- [Exercise instructions]:
Transcribe the records exactly. Pictures do not belong in the transcription.

- [Rows]:
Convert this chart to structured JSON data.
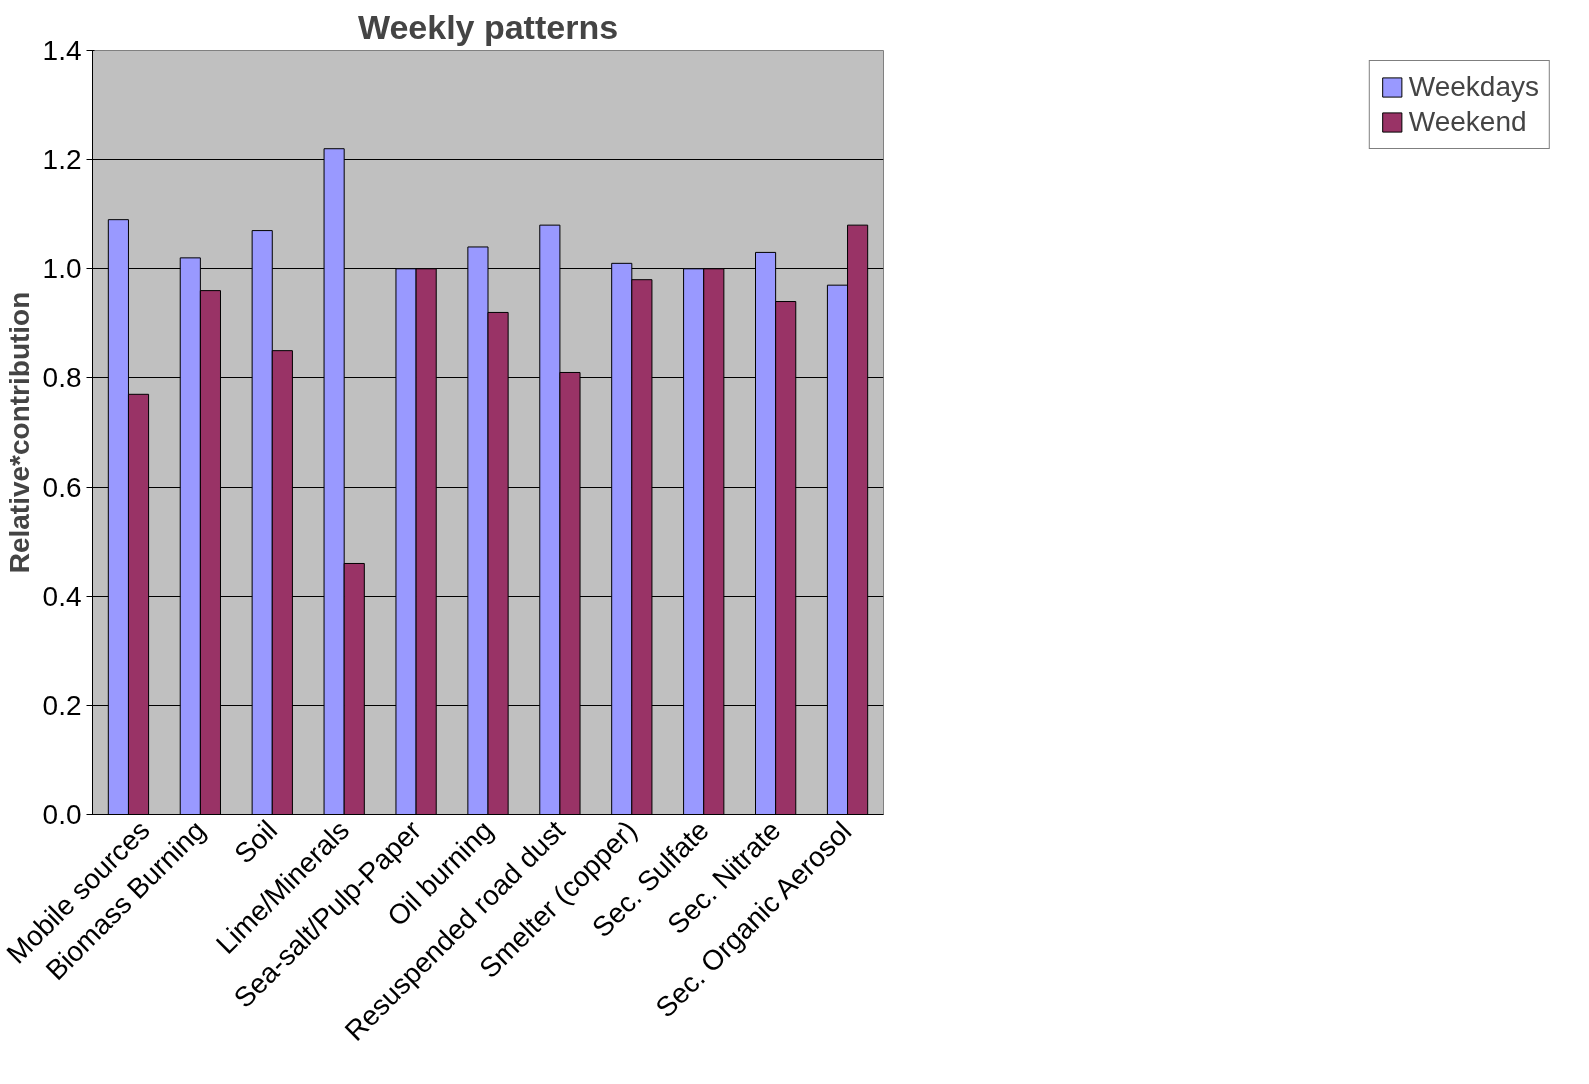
{
  "chart_data": {
    "type": "bar",
    "title": "Weekly patterns",
    "ylabel": "Relative*contribution",
    "categories": [
      "Mobile sources",
      "Biomass Burning",
      "Soil",
      "Lime/Minerals",
      "Sea-salt/Pulp-Paper",
      "Oil burning",
      "Resuspended road dust",
      "Smelter (copper)",
      "Sec. Sulfate",
      "Sec. Nitrate",
      "Sec. Organic Aerosol"
    ],
    "series": [
      {
        "name": "Weekdays",
        "color": "#9999ff",
        "values": [
          1.09,
          1.02,
          1.07,
          1.22,
          1.0,
          1.04,
          1.08,
          1.01,
          1.0,
          1.03,
          0.97
        ]
      },
      {
        "name": "Weekend",
        "color": "#993366",
        "values": [
          0.77,
          0.96,
          0.85,
          0.46,
          1.0,
          0.92,
          0.81,
          0.98,
          1.0,
          0.94,
          1.08
        ]
      }
    ],
    "ylim": [
      0,
      1.4
    ],
    "yticks": [
      {
        "value": 0,
        "label": "0.0"
      },
      {
        "value": 0.2,
        "label": "0.2"
      },
      {
        "value": 0.4,
        "label": "0.4"
      },
      {
        "value": 0.6,
        "label": "0.6"
      },
      {
        "value": 0.8,
        "label": "0.8"
      },
      {
        "value": 1.0,
        "label": "1.0"
      },
      {
        "value": 1.2,
        "label": "1.2"
      },
      {
        "value": 1.4,
        "label": "1.4"
      }
    ],
    "grid": "y",
    "legend": "right"
  }
}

- [Exercise result]:
Convert this chart to structured JSON data.
{
  "chart_data": {
    "type": "bar",
    "title": "Weekly patterns",
    "ylabel": "Relative*contribution",
    "categories": [
      "Mobile sources",
      "Biomass Burning",
      "Soil",
      "Lime/Minerals",
      "Sea-salt/Pulp-Paper",
      "Oil burning",
      "Resuspended road dust",
      "Smelter (copper)",
      "Sec. Sulfate",
      "Sec. Nitrate",
      "Sec. Organic Aerosol"
    ],
    "series": [
      {
        "name": "Weekdays",
        "color": "#9999ff",
        "values": [
          1.09,
          1.02,
          1.07,
          1.22,
          1.0,
          1.04,
          1.08,
          1.01,
          1.0,
          1.03,
          0.97
        ]
      },
      {
        "name": "Weekend",
        "color": "#993366",
        "values": [
          0.77,
          0.96,
          0.85,
          0.46,
          1.0,
          0.92,
          0.81,
          0.98,
          1.0,
          0.94,
          1.08
        ]
      }
    ],
    "ylim": [
      0,
      1.4
    ],
    "yticks": [
      {
        "value": 0,
        "label": "0.0"
      },
      {
        "value": 0.2,
        "label": "0.2"
      },
      {
        "value": 0.4,
        "label": "0.4"
      },
      {
        "value": 0.6,
        "label": "0.6"
      },
      {
        "value": 0.8,
        "label": "0.8"
      },
      {
        "value": 1.0,
        "label": "1.0"
      },
      {
        "value": 1.2,
        "label": "1.2"
      },
      {
        "value": 1.4,
        "label": "1.4"
      }
    ],
    "grid": "y",
    "legend": "right"
  }
}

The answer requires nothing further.